Task input
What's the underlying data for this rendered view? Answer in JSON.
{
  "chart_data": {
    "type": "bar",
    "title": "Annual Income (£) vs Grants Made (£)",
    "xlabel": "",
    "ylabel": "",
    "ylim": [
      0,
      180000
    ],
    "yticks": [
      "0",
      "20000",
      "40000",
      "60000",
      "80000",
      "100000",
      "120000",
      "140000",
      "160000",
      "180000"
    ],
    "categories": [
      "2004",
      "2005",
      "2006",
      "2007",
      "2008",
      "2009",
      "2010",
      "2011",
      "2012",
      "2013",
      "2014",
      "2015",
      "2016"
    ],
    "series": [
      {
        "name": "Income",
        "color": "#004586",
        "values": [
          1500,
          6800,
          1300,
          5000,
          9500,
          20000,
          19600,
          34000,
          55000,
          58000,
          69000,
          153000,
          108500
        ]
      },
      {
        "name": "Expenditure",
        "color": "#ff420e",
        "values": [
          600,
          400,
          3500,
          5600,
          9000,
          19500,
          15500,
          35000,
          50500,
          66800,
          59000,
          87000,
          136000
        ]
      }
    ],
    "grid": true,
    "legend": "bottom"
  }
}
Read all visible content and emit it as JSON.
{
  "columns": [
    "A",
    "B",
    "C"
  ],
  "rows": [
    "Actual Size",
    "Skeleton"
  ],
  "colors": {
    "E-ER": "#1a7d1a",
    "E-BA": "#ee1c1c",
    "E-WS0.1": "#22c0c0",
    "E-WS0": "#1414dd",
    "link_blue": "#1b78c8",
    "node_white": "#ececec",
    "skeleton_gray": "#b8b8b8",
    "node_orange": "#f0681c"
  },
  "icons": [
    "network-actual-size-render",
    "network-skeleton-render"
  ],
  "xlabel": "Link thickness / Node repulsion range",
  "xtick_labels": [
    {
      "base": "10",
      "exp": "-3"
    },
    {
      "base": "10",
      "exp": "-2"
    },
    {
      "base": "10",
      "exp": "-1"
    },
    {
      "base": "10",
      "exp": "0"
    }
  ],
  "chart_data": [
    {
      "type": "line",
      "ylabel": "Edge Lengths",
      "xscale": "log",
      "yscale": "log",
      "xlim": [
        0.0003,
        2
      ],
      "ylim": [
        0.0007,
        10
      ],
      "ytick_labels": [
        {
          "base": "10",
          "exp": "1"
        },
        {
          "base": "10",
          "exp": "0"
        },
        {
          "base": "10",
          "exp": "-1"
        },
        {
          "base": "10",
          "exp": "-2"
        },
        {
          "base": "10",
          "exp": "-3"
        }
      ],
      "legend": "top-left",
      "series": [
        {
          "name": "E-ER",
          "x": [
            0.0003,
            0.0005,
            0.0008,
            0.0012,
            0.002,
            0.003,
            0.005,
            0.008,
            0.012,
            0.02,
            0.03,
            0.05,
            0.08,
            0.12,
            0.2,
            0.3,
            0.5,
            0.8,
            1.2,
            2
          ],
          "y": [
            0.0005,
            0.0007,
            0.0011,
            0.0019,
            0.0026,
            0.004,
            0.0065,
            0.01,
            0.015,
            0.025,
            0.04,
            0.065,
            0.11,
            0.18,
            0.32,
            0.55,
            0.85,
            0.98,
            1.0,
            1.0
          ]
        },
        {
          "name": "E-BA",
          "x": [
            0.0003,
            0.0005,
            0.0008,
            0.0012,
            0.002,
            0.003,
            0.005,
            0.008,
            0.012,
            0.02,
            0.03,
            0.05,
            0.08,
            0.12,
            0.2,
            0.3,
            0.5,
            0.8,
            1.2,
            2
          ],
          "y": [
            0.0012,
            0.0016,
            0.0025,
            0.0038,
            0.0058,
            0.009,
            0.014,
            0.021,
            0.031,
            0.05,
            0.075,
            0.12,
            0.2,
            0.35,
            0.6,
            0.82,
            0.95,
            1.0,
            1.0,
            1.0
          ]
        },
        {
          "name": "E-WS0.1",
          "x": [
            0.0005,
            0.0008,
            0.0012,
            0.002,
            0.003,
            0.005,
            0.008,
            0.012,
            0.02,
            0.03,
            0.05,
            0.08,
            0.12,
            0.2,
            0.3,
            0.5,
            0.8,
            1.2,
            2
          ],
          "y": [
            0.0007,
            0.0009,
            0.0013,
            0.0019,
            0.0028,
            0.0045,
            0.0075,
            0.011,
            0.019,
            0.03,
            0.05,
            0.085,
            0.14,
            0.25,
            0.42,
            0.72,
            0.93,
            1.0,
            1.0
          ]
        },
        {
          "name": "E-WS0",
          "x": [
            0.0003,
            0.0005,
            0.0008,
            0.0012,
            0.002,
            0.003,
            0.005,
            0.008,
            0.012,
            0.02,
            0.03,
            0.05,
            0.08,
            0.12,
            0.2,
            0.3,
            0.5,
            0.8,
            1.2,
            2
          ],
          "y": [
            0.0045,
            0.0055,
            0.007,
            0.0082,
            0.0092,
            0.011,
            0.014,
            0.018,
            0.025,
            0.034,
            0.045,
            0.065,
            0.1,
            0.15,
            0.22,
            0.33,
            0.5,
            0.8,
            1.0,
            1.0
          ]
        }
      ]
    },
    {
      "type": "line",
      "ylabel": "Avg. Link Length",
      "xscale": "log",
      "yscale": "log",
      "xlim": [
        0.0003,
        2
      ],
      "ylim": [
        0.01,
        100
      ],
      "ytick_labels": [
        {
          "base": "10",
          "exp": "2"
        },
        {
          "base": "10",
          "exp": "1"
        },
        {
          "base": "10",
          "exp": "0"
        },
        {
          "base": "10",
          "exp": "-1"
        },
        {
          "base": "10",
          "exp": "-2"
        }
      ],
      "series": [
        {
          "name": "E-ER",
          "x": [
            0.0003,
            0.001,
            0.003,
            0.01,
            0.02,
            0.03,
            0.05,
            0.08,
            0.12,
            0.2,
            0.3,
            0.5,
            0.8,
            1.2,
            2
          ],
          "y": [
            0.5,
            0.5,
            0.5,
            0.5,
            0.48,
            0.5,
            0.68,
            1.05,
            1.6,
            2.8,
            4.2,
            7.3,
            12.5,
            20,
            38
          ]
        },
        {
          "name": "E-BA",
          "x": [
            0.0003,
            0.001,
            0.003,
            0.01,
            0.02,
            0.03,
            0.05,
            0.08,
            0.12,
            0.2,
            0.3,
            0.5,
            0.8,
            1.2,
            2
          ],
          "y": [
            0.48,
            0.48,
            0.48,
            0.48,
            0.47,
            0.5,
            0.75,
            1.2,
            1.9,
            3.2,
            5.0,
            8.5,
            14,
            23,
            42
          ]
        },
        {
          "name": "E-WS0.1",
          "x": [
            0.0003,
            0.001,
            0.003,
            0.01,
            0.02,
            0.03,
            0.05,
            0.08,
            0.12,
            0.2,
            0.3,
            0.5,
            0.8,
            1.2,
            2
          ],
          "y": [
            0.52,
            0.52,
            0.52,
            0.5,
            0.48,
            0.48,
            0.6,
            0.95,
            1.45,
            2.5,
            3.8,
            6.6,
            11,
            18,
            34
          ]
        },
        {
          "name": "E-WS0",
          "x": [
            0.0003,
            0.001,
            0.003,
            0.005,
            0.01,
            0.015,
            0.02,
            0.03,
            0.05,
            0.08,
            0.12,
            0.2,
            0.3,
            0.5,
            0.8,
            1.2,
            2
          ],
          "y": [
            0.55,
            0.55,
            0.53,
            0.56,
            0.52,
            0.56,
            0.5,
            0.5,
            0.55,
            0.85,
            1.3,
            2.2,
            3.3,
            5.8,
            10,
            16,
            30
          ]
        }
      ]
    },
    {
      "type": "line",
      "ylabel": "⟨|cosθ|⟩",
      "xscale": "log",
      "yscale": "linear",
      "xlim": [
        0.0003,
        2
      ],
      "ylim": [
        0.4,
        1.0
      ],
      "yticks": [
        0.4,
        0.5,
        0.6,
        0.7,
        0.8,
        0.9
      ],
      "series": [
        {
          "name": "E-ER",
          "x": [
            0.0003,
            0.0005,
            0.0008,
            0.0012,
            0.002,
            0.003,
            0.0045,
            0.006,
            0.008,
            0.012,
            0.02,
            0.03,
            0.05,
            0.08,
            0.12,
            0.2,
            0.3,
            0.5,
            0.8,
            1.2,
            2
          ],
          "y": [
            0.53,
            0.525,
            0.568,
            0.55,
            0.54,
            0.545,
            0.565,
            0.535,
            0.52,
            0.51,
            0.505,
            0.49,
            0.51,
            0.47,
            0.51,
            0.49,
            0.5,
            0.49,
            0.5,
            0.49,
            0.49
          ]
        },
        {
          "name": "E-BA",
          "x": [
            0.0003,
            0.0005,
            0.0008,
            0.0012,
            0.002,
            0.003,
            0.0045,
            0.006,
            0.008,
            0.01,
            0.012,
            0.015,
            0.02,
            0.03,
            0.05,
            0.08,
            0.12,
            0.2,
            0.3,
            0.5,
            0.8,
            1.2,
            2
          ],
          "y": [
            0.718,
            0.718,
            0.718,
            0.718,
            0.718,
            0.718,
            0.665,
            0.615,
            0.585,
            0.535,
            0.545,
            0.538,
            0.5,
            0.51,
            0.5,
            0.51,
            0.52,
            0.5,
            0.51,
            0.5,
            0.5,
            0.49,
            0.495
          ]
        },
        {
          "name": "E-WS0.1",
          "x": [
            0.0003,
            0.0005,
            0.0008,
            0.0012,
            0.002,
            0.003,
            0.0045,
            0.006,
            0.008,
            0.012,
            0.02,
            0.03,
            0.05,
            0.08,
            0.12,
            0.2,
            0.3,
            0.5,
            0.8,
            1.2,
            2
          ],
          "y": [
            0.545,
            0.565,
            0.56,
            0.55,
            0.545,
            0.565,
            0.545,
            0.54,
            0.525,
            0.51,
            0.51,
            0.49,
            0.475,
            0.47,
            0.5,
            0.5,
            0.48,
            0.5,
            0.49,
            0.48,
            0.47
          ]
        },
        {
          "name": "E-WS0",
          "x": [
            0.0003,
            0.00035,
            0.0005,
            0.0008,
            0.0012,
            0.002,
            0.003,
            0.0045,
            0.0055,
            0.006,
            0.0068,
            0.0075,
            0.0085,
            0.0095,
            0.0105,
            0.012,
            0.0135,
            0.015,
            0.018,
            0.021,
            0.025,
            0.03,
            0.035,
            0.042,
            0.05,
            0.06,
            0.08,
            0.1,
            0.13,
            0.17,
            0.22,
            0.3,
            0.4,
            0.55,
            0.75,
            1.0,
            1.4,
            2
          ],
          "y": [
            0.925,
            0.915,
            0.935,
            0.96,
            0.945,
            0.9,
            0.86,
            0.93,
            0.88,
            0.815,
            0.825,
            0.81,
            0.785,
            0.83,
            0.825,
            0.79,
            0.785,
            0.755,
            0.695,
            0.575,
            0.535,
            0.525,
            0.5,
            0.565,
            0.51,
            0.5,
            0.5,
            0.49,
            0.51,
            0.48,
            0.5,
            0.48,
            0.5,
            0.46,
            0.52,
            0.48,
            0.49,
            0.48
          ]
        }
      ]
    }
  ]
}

Required task
Which lines include "JSON"? Copy each of them out.

Response to the exercise
What's the underlying data for this rendered view? Answer in JSON.
Read all visible content and emit it as JSON.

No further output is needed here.